* [Task]:
Write out each of the lines below word for word, leaving nothing out and changing nothing.

(Data lines)
= = = = =

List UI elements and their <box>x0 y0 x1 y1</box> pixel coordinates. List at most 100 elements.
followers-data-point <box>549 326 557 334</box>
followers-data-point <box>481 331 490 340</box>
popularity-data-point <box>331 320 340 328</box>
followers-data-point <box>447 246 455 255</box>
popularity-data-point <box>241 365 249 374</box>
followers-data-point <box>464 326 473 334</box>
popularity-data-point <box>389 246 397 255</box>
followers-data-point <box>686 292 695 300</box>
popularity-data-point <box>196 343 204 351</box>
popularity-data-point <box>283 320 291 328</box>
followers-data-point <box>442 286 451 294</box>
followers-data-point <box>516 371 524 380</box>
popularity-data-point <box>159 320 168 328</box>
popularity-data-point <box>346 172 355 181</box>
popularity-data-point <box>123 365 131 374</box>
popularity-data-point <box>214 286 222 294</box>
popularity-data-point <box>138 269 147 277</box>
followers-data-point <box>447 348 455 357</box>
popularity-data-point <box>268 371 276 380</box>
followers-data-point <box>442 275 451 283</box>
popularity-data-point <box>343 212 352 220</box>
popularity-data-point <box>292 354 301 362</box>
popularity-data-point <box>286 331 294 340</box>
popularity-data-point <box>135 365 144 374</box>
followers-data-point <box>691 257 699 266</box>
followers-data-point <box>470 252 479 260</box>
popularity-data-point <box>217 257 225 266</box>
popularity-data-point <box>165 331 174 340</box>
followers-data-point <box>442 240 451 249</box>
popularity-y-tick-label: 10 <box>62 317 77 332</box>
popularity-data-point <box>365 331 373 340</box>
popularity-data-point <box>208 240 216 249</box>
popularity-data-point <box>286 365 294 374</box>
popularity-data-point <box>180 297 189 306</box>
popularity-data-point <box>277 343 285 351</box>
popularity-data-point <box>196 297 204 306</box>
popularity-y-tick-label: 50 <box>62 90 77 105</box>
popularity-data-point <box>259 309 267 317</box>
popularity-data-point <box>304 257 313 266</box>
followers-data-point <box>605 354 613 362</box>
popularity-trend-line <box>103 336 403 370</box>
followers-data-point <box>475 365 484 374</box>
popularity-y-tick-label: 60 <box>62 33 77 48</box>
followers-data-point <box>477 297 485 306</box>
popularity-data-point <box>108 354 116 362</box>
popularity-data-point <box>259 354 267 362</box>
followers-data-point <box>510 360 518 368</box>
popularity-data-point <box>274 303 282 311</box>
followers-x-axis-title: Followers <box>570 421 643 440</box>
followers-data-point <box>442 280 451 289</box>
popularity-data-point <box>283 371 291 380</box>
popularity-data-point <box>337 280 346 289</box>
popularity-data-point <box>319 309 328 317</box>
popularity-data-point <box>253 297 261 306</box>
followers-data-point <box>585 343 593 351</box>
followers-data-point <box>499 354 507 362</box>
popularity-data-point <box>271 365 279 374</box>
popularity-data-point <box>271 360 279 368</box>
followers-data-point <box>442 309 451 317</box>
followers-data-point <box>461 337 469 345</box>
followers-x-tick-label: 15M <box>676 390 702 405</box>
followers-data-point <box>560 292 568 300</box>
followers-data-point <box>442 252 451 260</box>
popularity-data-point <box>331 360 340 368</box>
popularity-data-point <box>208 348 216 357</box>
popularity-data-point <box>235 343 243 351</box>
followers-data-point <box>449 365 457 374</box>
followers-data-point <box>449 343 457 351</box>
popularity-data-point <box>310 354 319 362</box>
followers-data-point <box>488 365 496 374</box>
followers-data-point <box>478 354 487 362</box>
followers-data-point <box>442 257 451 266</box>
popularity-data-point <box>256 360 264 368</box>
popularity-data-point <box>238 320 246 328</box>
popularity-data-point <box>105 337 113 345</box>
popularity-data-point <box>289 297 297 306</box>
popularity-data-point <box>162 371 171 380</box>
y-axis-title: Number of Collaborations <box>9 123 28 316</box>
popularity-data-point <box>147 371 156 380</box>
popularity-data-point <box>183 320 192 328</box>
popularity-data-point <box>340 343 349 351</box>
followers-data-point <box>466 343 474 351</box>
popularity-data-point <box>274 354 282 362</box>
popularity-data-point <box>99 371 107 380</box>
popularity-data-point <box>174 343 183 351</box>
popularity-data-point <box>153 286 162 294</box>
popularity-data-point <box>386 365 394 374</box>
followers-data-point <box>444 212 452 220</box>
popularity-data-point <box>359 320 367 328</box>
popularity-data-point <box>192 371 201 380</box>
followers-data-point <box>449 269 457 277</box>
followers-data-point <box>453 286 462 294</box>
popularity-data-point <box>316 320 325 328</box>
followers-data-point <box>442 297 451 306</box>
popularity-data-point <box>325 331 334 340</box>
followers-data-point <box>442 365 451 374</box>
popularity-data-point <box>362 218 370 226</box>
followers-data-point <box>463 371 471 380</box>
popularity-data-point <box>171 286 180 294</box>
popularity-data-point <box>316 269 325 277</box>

= = = = =

* [Exercise response]:
List UI elements and their <box>x0 y0 x1 y1</box> pixel coordinates. List at most 100 elements.
followers-data-point <box>549 326 557 334</box>
followers-data-point <box>481 331 490 340</box>
popularity-data-point <box>331 320 340 328</box>
followers-data-point <box>447 246 455 255</box>
popularity-data-point <box>241 365 249 374</box>
followers-data-point <box>464 326 473 334</box>
popularity-data-point <box>389 246 397 255</box>
followers-data-point <box>686 292 695 300</box>
popularity-data-point <box>196 343 204 351</box>
popularity-data-point <box>283 320 291 328</box>
followers-data-point <box>442 286 451 294</box>
followers-data-point <box>516 371 524 380</box>
popularity-data-point <box>159 320 168 328</box>
popularity-data-point <box>346 172 355 181</box>
popularity-data-point <box>123 365 131 374</box>
popularity-data-point <box>214 286 222 294</box>
popularity-data-point <box>138 269 147 277</box>
followers-data-point <box>447 348 455 357</box>
popularity-data-point <box>268 371 276 380</box>
followers-data-point <box>442 275 451 283</box>
popularity-data-point <box>343 212 352 220</box>
popularity-data-point <box>292 354 301 362</box>
popularity-data-point <box>286 331 294 340</box>
popularity-data-point <box>135 365 144 374</box>
followers-data-point <box>691 257 699 266</box>
followers-data-point <box>470 252 479 260</box>
popularity-data-point <box>217 257 225 266</box>
popularity-data-point <box>165 331 174 340</box>
followers-data-point <box>442 240 451 249</box>
popularity-y-tick-label: 10 <box>62 317 77 332</box>
popularity-data-point <box>365 331 373 340</box>
popularity-data-point <box>208 240 216 249</box>
popularity-data-point <box>286 365 294 374</box>
popularity-data-point <box>180 297 189 306</box>
popularity-data-point <box>277 343 285 351</box>
popularity-data-point <box>196 297 204 306</box>
popularity-y-tick-label: 50 <box>62 90 77 105</box>
popularity-data-point <box>259 309 267 317</box>
popularity-data-point <box>304 257 313 266</box>
followers-data-point <box>605 354 613 362</box>
popularity-trend-line <box>103 336 403 370</box>
followers-data-point <box>475 365 484 374</box>
popularity-y-tick-label: 60 <box>62 33 77 48</box>
followers-data-point <box>477 297 485 306</box>
popularity-data-point <box>108 354 116 362</box>
popularity-data-point <box>259 354 267 362</box>
followers-data-point <box>510 360 518 368</box>
popularity-data-point <box>274 303 282 311</box>
followers-x-axis-title: Followers <box>570 421 643 440</box>
followers-data-point <box>442 280 451 289</box>
popularity-data-point <box>283 371 291 380</box>
popularity-data-point <box>337 280 346 289</box>
popularity-data-point <box>319 309 328 317</box>
popularity-data-point <box>253 297 261 306</box>
followers-data-point <box>585 343 593 351</box>
followers-data-point <box>499 354 507 362</box>
popularity-data-point <box>271 365 279 374</box>
popularity-data-point <box>271 360 279 368</box>
followers-data-point <box>442 309 451 317</box>
followers-data-point <box>461 337 469 345</box>
followers-x-tick-label: 15M <box>676 390 702 405</box>
followers-data-point <box>560 292 568 300</box>
followers-data-point <box>442 252 451 260</box>
popularity-data-point <box>331 360 340 368</box>
popularity-data-point <box>208 348 216 357</box>
popularity-data-point <box>235 343 243 351</box>
followers-data-point <box>449 365 457 374</box>
followers-data-point <box>449 343 457 351</box>
popularity-data-point <box>310 354 319 362</box>
followers-data-point <box>488 365 496 374</box>
followers-data-point <box>478 354 487 362</box>
followers-data-point <box>442 257 451 266</box>
popularity-data-point <box>256 360 264 368</box>
popularity-data-point <box>238 320 246 328</box>
popularity-data-point <box>105 337 113 345</box>
popularity-data-point <box>289 297 297 306</box>
popularity-data-point <box>162 371 171 380</box>
y-axis-title: Number of Collaborations <box>9 123 28 316</box>
popularity-data-point <box>147 371 156 380</box>
popularity-data-point <box>183 320 192 328</box>
popularity-data-point <box>340 343 349 351</box>
followers-data-point <box>466 343 474 351</box>
popularity-data-point <box>274 354 282 362</box>
popularity-data-point <box>99 371 107 380</box>
popularity-data-point <box>174 343 183 351</box>
popularity-data-point <box>153 286 162 294</box>
popularity-data-point <box>386 365 394 374</box>
followers-data-point <box>444 212 452 220</box>
popularity-data-point <box>359 320 367 328</box>
popularity-data-point <box>192 371 201 380</box>
followers-data-point <box>449 269 457 277</box>
followers-data-point <box>453 286 462 294</box>
popularity-data-point <box>316 320 325 328</box>
followers-data-point <box>442 297 451 306</box>
popularity-data-point <box>325 331 334 340</box>
followers-data-point <box>442 365 451 374</box>
popularity-data-point <box>362 218 370 226</box>
followers-data-point <box>463 371 471 380</box>
popularity-data-point <box>171 286 180 294</box>
popularity-data-point <box>316 269 325 277</box>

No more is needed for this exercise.